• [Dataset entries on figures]
▬▬▬
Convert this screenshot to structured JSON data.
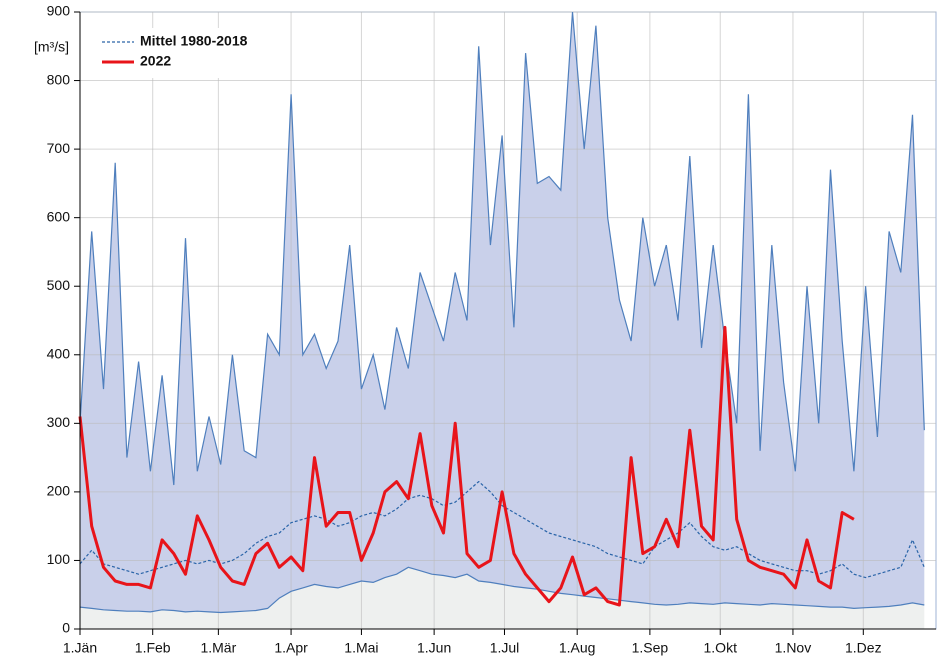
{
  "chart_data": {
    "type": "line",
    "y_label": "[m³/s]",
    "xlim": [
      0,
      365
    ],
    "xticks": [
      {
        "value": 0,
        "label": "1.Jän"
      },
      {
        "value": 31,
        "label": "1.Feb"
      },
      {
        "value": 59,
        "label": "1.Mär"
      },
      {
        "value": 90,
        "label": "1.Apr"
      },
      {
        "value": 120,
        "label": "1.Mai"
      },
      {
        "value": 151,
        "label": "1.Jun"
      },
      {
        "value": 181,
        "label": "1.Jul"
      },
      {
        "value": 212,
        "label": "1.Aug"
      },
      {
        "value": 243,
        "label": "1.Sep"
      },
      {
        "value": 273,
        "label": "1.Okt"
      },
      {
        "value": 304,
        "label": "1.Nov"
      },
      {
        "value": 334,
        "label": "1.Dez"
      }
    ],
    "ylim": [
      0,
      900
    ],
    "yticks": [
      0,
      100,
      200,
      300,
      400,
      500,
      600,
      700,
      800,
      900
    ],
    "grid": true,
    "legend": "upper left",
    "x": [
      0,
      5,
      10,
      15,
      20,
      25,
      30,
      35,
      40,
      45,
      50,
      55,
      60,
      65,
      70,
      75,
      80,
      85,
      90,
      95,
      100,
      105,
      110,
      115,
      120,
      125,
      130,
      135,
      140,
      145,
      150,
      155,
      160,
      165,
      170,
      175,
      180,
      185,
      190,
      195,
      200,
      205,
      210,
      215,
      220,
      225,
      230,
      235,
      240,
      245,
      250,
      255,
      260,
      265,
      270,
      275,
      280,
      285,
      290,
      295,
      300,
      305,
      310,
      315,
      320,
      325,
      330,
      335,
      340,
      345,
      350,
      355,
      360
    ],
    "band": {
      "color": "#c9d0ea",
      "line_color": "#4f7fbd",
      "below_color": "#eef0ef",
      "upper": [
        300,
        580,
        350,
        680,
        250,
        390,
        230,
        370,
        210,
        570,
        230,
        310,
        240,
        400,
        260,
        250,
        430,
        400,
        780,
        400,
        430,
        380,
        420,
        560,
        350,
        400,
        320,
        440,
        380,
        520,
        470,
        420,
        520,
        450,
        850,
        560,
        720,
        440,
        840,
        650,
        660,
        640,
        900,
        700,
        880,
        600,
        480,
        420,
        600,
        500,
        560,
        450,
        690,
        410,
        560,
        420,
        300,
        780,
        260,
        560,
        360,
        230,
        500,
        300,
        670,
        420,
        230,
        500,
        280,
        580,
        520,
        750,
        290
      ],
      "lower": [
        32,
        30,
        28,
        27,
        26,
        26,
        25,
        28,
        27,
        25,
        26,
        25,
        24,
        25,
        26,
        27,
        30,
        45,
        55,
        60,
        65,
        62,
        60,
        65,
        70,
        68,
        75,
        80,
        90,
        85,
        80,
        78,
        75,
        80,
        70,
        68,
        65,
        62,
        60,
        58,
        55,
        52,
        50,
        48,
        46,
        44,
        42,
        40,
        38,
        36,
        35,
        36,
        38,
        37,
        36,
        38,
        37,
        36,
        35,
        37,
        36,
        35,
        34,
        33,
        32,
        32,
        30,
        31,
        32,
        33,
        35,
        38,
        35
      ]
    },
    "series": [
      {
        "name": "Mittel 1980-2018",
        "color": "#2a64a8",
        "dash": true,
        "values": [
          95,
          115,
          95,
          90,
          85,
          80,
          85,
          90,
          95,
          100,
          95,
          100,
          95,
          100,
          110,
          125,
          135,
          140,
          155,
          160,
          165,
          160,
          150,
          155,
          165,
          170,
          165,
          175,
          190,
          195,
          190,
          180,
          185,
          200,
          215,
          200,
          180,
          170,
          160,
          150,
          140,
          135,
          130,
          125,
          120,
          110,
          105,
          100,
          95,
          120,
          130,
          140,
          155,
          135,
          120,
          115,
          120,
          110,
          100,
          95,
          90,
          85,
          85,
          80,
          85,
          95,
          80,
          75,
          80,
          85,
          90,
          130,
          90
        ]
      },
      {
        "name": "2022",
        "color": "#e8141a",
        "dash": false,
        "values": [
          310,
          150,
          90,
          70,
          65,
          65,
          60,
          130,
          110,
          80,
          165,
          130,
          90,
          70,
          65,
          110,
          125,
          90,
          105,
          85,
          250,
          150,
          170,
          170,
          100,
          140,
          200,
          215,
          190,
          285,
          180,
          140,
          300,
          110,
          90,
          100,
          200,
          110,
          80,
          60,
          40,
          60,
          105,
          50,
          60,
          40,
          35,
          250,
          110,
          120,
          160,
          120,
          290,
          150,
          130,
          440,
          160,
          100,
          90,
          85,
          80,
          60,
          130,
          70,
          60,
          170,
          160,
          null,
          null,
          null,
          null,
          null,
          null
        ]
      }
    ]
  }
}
▬▬▬
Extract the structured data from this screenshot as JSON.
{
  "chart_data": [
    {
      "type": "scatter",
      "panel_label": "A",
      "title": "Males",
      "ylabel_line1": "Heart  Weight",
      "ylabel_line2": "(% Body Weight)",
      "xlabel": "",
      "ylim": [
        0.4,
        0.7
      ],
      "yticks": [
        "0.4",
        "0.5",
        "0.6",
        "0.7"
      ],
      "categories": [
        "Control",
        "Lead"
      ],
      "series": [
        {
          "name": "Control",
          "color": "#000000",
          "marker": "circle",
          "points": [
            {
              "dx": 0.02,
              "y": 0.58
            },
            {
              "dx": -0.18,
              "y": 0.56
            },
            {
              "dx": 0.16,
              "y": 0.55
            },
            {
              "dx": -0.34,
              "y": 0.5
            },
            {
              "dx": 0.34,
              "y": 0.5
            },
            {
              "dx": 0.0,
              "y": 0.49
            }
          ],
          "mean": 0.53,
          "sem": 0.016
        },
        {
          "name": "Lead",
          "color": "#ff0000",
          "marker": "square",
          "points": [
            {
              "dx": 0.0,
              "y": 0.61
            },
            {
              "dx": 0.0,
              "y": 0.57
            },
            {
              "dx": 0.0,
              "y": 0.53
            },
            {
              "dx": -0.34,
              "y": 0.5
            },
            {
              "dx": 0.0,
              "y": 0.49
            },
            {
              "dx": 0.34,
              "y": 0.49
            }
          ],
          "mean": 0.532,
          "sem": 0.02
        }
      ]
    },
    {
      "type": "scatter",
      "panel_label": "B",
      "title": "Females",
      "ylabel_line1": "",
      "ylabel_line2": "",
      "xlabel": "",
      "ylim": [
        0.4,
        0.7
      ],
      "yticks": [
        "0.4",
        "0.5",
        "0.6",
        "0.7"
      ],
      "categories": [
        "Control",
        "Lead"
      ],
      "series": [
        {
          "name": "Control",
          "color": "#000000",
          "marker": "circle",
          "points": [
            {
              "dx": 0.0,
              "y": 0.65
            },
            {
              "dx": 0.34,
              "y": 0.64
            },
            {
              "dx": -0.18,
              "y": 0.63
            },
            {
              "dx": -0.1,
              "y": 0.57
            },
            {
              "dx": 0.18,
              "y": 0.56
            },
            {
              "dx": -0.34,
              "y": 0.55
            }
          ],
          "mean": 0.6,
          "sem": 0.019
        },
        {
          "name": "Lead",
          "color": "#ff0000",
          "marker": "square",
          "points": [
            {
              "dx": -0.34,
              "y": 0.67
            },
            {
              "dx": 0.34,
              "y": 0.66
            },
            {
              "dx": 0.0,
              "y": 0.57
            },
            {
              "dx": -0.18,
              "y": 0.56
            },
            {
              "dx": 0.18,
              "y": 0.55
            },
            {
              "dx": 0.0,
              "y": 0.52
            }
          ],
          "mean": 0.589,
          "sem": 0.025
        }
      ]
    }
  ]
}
▬▬▬
• [REQUIREMENT]
Check every line for "Weight" and show the ones that have it.

• [TASK RESULT]
      "ylabel_line1": "Heart  Weight",
      "ylabel_line2": "(% Body Weight)",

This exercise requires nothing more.